#### TASK INSTRUCTIONS
Please give back the whole listing below unchanged, line for line, with the pictures left out.

/---

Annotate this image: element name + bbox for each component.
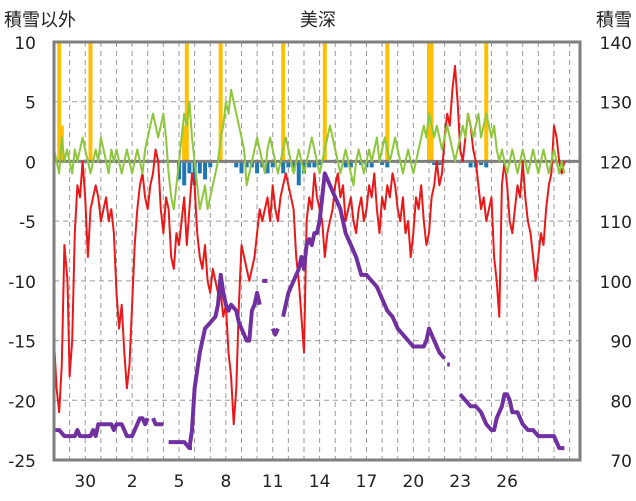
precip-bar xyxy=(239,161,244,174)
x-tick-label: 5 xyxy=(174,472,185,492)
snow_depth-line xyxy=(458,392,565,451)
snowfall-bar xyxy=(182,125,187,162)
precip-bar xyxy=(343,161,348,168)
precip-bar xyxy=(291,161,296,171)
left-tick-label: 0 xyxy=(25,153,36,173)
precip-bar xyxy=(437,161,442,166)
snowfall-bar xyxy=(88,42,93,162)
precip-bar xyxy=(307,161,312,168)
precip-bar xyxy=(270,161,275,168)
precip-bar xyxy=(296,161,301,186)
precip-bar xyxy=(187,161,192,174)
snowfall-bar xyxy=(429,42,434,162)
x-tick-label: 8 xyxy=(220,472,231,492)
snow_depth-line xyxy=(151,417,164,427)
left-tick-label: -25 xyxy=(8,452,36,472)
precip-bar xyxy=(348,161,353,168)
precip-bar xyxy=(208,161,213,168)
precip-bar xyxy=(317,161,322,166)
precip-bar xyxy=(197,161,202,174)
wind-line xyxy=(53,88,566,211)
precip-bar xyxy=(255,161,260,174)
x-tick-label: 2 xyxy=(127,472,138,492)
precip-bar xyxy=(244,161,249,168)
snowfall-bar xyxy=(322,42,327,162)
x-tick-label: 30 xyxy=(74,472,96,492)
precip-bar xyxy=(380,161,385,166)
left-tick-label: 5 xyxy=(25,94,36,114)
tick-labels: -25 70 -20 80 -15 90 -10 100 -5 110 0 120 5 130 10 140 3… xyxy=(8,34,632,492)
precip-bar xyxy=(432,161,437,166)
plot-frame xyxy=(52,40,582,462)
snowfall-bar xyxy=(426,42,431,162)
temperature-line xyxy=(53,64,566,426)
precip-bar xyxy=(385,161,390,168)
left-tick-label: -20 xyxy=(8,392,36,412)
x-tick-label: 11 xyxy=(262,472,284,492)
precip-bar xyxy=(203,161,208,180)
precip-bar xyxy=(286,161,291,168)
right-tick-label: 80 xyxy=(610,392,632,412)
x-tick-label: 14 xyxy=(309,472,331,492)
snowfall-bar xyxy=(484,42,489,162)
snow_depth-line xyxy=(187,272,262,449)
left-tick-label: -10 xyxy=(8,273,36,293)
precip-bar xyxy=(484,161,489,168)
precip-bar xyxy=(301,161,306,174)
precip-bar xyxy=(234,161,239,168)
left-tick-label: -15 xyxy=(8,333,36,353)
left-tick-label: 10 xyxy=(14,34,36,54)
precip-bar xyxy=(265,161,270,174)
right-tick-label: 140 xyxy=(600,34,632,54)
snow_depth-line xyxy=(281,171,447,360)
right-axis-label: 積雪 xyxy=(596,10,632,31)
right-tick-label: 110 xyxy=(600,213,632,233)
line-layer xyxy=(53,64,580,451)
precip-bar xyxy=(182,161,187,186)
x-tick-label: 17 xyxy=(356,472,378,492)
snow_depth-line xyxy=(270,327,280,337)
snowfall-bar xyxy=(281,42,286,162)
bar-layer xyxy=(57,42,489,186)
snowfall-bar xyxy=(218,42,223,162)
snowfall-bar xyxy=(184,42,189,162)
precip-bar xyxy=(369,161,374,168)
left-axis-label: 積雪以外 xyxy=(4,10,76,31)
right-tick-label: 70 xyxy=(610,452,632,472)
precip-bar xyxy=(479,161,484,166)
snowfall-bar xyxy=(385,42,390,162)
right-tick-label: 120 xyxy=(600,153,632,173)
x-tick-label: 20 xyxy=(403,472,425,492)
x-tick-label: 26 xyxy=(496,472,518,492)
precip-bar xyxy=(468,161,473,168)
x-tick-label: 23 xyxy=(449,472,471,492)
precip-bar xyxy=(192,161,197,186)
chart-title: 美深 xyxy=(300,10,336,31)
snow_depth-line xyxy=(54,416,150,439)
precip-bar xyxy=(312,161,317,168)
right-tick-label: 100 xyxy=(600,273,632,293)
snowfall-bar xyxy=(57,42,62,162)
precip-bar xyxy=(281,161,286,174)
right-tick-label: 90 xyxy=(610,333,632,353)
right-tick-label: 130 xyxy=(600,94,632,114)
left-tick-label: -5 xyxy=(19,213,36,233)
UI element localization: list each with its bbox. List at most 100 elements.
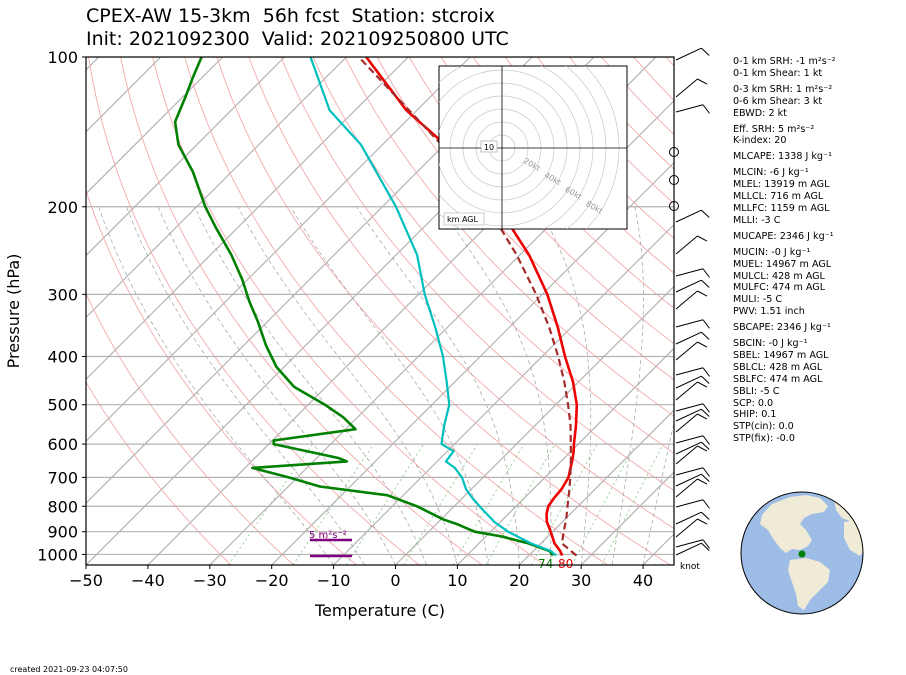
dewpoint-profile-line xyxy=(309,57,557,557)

\---

#### FULL SOLUTION
Annotate this image: element name + bbox for each component.
precip-bar xyxy=(239,161,244,174)
x-tick-label: 5 xyxy=(174,472,185,492)
snow_depth-line xyxy=(458,392,565,451)
snowfall-bar xyxy=(182,125,187,162)
precip-bar xyxy=(343,161,348,168)
precip-bar xyxy=(291,161,296,171)
left-tick-label: 0 xyxy=(25,153,36,173)
precip-bar xyxy=(437,161,442,166)
snowfall-bar xyxy=(88,42,93,162)
precip-bar xyxy=(307,161,312,168)
precip-bar xyxy=(270,161,275,168)
precip-bar xyxy=(296,161,301,186)
precip-bar xyxy=(187,161,192,174)
snowfall-bar xyxy=(429,42,434,162)
x-tick-label: 8 xyxy=(220,472,231,492)
snow_depth-line xyxy=(151,417,164,427)
left-tick-label: -25 xyxy=(8,452,36,472)
precip-bar xyxy=(348,161,353,168)
precip-bar xyxy=(208,161,213,168)
precip-bar xyxy=(317,161,322,166)
precip-bar xyxy=(197,161,202,174)
wind-line xyxy=(53,88,566,211)
precip-bar xyxy=(255,161,260,174)
x-tick-label: 2 xyxy=(127,472,138,492)
precip-bar xyxy=(244,161,249,168)
snowfall-bar xyxy=(322,42,327,162)
x-tick-label: 30 xyxy=(74,472,96,492)
precip-bar xyxy=(380,161,385,166)
left-tick-label: 5 xyxy=(25,94,36,114)
tick-labels: -25 70 -20 80 -15 90 -10 100 -5 110 0 120 5 130 10 140 3… xyxy=(8,34,632,492)
precip-bar xyxy=(432,161,437,166)
plot-frame xyxy=(52,40,582,462)
snowfall-bar xyxy=(426,42,431,162)
temperature-line xyxy=(53,64,566,426)
precip-bar xyxy=(385,161,390,168)
left-tick-label: -20 xyxy=(8,392,36,412)
x-tick-label: 11 xyxy=(262,472,284,492)
precip-bar xyxy=(203,161,208,180)
precip-bar xyxy=(286,161,291,168)
right-tick-label: 80 xyxy=(610,392,632,412)
x-tick-label: 14 xyxy=(309,472,331,492)
snowfall-bar xyxy=(484,42,489,162)
snow_depth-line xyxy=(187,272,262,449)
left-tick-label: -10 xyxy=(8,273,36,293)
precip-bar xyxy=(484,161,489,168)
precip-bar xyxy=(301,161,306,174)
precip-bar xyxy=(234,161,239,168)
left-tick-label: -15 xyxy=(8,333,36,353)
left-tick-label: 10 xyxy=(14,34,36,54)
precip-bar xyxy=(265,161,270,174)
right-tick-label: 140 xyxy=(600,34,632,54)
snow_depth-line xyxy=(281,171,447,360)
right-axis-label: 積雪 xyxy=(596,10,632,31)
right-tick-label: 110 xyxy=(600,213,632,233)
line-layer xyxy=(53,64,580,451)
precip-bar xyxy=(182,161,187,186)
x-tick-label: 17 xyxy=(356,472,378,492)
snow_depth-line xyxy=(270,327,280,337)
snowfall-bar xyxy=(281,42,286,162)
bar-layer xyxy=(57,42,489,186)
snowfall-bar xyxy=(218,42,223,162)
snowfall-bar xyxy=(184,42,189,162)
precip-bar xyxy=(369,161,374,168)
left-axis-label: 積雪以外 xyxy=(4,10,76,31)
right-tick-label: 70 xyxy=(610,452,632,472)
precip-bar xyxy=(479,161,484,166)
snowfall-bar xyxy=(385,42,390,162)
right-tick-label: 120 xyxy=(600,153,632,173)
x-tick-label: 20 xyxy=(403,472,425,492)
x-tick-label: 26 xyxy=(496,472,518,492)
precip-bar xyxy=(468,161,473,168)
x-tick-label: 23 xyxy=(449,472,471,492)
precip-bar xyxy=(192,161,197,186)
chart-title: 美深 xyxy=(300,10,336,31)
snow_depth-line xyxy=(54,416,150,439)
precip-bar xyxy=(312,161,317,168)
right-tick-label: 100 xyxy=(600,273,632,293)
snowfall-bar xyxy=(57,42,62,162)
precip-bar xyxy=(281,161,286,174)
right-tick-label: 90 xyxy=(610,333,632,353)
right-tick-label: 130 xyxy=(600,94,632,114)
left-tick-label: -5 xyxy=(19,213,36,233)
UI element localization: list each with its bbox. List at most 100 elements.
dewpoint-profile-line xyxy=(309,57,557,557)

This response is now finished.